Problem: What is the number of lines in the data that hold the string "带状公园"? Reply with that number only.

Record extracts:
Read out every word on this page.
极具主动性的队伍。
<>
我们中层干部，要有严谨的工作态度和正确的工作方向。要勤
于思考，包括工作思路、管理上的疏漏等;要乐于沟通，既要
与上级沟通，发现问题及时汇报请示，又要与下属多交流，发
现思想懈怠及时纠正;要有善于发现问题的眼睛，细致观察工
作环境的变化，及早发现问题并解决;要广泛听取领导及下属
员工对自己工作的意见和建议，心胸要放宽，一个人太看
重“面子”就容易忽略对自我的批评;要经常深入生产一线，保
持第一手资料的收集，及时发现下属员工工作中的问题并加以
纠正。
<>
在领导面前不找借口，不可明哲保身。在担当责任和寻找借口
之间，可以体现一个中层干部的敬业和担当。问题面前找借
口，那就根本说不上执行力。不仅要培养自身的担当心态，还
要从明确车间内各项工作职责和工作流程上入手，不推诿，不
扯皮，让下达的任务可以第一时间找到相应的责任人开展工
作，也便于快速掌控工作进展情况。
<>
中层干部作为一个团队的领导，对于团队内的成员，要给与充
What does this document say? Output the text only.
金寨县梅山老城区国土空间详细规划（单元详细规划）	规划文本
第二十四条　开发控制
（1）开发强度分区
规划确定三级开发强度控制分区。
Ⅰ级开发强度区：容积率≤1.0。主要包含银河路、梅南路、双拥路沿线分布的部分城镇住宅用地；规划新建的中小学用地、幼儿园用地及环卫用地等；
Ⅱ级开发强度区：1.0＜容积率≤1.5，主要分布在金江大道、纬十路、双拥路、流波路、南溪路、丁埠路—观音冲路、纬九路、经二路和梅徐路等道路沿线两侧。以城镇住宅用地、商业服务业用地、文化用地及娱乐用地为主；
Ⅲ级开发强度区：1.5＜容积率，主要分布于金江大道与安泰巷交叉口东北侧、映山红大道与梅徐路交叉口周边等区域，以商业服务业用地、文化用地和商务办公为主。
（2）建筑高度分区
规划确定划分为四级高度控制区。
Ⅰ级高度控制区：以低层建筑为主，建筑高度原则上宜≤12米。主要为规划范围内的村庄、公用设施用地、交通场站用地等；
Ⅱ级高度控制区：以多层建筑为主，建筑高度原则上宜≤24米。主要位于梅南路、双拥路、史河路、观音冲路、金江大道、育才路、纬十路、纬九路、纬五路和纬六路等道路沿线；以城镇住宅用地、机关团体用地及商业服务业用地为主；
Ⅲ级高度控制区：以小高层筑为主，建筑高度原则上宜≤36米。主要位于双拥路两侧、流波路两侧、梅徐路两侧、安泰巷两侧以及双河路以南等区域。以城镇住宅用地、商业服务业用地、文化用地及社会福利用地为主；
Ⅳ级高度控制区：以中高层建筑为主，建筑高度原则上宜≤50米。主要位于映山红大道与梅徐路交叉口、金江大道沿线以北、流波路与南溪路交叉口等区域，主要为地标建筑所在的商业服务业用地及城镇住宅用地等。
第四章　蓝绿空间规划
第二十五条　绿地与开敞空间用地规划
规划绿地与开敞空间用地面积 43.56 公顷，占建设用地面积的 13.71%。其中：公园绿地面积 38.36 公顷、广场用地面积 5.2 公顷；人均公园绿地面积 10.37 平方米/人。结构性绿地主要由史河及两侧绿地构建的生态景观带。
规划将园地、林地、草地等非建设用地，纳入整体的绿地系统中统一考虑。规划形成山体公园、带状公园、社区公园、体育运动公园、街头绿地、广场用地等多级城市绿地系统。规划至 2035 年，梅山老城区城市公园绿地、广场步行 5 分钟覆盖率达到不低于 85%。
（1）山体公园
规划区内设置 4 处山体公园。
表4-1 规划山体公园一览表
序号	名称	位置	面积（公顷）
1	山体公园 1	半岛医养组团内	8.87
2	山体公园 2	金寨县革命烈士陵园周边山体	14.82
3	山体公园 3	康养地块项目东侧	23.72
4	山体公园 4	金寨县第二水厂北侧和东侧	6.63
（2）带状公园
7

Answer to the task: 2